Directions:
Show every line in the entries below where the word "throughout" appears.

##### Records for this exercise

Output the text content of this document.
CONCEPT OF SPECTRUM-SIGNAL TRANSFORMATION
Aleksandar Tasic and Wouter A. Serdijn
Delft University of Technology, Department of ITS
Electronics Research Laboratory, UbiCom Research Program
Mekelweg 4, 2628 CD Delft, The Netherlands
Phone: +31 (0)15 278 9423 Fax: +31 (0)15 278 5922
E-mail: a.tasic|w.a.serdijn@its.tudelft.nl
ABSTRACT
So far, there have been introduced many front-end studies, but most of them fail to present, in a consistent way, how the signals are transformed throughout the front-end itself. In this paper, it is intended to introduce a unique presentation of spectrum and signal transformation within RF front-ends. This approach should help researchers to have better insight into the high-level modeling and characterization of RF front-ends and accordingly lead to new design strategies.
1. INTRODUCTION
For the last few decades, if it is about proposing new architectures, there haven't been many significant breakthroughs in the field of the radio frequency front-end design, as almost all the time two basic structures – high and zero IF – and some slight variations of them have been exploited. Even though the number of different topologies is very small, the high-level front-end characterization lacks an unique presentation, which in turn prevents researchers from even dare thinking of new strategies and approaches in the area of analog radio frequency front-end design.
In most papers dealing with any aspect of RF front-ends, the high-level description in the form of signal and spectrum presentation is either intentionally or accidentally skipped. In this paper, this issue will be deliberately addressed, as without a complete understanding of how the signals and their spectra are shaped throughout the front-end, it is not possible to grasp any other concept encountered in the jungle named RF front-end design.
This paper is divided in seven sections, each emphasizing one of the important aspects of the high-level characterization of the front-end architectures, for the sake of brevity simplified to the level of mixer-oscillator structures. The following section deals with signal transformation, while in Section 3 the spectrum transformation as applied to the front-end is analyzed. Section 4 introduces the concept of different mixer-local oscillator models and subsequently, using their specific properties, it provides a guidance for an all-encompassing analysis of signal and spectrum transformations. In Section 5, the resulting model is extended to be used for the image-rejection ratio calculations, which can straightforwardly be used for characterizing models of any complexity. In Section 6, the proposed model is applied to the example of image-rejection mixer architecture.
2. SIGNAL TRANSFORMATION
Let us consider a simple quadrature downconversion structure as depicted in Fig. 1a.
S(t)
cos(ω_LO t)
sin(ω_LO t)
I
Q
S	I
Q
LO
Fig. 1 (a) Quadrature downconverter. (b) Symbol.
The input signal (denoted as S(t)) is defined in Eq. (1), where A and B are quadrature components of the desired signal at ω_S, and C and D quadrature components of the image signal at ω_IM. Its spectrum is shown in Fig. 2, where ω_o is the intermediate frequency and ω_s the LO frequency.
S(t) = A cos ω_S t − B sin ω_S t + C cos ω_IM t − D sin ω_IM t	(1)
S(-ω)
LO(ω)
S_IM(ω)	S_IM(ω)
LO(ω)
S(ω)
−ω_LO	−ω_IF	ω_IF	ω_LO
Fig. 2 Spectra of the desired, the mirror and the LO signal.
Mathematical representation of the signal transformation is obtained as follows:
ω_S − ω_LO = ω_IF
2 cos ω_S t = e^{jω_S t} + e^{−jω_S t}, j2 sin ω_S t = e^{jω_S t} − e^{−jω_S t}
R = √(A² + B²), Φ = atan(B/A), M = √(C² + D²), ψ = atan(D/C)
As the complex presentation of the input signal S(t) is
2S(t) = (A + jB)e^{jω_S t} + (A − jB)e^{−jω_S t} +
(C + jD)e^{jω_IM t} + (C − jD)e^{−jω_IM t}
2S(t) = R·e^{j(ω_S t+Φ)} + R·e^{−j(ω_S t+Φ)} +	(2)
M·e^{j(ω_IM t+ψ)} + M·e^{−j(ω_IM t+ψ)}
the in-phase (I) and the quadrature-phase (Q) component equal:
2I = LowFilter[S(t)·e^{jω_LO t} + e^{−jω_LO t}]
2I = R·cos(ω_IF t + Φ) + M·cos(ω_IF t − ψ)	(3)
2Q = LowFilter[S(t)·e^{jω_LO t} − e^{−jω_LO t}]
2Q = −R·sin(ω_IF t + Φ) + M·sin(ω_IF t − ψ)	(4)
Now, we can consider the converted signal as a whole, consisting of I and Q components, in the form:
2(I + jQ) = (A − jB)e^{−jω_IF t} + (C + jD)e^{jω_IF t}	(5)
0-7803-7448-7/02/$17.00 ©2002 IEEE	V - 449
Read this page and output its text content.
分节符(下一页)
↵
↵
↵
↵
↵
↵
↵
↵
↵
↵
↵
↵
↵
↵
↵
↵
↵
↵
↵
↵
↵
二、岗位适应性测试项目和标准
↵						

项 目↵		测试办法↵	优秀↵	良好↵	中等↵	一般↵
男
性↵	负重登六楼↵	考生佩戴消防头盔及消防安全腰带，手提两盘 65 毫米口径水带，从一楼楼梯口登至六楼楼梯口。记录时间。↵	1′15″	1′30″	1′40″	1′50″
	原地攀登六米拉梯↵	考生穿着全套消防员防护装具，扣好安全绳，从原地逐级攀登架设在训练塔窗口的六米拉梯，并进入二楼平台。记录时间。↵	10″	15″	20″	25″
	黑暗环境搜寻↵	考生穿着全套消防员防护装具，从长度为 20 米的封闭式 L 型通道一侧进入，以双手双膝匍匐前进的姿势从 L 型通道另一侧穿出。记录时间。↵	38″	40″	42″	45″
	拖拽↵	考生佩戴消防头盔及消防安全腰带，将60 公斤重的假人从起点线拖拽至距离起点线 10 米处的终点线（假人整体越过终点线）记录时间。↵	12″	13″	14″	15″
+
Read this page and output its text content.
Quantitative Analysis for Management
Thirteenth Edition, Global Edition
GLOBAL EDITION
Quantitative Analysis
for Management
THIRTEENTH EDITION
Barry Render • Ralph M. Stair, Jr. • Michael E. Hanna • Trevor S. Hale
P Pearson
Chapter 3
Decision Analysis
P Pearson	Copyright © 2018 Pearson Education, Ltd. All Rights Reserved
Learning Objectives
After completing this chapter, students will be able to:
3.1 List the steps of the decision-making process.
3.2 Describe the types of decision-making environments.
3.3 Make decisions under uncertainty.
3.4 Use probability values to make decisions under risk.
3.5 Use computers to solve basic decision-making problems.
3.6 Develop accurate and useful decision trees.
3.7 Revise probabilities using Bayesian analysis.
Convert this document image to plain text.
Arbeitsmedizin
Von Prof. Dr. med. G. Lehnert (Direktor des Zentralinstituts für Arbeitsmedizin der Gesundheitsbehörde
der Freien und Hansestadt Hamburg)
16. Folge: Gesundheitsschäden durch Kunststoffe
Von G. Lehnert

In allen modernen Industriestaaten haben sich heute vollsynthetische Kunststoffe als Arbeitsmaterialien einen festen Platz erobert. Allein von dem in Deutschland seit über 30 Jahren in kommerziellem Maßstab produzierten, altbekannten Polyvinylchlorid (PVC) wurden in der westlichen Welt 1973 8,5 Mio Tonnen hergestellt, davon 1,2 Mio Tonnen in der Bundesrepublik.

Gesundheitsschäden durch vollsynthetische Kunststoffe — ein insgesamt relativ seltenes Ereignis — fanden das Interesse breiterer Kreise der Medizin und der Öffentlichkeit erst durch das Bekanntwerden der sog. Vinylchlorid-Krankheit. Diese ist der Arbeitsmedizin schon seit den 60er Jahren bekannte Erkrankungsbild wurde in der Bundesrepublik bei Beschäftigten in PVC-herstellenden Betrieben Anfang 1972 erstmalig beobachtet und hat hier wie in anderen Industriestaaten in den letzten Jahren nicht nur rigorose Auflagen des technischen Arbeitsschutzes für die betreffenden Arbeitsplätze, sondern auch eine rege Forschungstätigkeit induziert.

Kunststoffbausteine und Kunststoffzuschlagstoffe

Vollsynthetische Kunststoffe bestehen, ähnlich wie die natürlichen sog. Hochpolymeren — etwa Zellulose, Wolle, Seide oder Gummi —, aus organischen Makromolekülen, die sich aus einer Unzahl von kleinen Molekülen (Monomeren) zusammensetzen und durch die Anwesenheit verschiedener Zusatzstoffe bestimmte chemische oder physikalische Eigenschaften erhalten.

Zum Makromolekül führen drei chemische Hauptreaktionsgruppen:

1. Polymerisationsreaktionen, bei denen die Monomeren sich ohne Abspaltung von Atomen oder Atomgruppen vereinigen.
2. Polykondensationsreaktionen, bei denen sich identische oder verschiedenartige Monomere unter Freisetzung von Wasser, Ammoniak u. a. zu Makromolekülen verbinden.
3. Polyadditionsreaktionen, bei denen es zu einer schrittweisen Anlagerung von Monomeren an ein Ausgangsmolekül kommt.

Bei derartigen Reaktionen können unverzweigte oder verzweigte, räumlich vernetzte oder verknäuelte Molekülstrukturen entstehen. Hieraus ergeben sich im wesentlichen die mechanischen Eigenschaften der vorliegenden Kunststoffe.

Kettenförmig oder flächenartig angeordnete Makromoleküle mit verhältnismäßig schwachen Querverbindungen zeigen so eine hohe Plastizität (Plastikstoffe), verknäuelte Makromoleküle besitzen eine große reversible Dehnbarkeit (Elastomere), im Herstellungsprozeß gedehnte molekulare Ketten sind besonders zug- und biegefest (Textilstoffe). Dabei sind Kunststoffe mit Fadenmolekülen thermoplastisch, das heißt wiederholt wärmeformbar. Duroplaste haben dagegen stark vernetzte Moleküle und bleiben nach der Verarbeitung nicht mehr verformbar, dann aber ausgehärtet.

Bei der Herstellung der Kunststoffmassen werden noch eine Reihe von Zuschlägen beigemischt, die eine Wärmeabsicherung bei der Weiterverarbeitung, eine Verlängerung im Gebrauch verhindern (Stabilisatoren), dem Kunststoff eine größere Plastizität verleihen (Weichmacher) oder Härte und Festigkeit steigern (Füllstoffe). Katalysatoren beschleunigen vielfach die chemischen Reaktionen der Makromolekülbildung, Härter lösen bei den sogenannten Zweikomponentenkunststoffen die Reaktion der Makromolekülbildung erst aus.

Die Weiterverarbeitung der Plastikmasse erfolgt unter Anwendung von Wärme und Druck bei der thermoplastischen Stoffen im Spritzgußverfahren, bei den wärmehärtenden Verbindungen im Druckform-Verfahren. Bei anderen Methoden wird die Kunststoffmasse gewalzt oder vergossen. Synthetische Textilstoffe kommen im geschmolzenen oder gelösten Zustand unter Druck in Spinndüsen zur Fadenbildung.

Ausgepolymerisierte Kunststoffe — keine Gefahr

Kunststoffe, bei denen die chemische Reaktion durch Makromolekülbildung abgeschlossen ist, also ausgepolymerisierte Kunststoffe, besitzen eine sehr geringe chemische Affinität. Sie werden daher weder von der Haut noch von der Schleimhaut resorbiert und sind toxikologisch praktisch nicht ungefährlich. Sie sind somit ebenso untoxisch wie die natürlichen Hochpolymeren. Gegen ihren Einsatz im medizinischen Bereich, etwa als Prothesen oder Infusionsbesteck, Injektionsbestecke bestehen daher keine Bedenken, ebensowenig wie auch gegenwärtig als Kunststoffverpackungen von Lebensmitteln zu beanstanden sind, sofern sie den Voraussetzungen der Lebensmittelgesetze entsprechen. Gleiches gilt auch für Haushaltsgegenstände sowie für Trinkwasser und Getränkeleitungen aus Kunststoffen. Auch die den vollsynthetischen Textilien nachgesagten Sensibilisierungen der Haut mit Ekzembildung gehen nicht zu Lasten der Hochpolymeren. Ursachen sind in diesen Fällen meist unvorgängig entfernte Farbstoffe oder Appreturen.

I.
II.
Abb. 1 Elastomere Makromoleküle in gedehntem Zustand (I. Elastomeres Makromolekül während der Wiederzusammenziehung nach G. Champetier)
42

##########

Answer in full:
So far, there have been introduced many front-end studies, but most of them fail to present, in a consistent way, how the signals are transformed throughout the front-end itself. In this paper, it is intended to introduce a unique presentation of spectrum and signal transformation within RF front-ends. This approach should help researchers to have better insight into the high-level modeling and characterization of RF front-ends and accordingly lead to new design strategies.
In most papers dealing with any aspect of RF front-ends, the high-level description in the form of signal and spectrum presentation is either intentionally or accidentally skipped. In this paper, this issue will be deliberately addressed, as without a complete understanding of how the signals and their spectra are shaped throughout the front-end, it is not possible to grasp any other concept encountered in the jungle named RF front-end design.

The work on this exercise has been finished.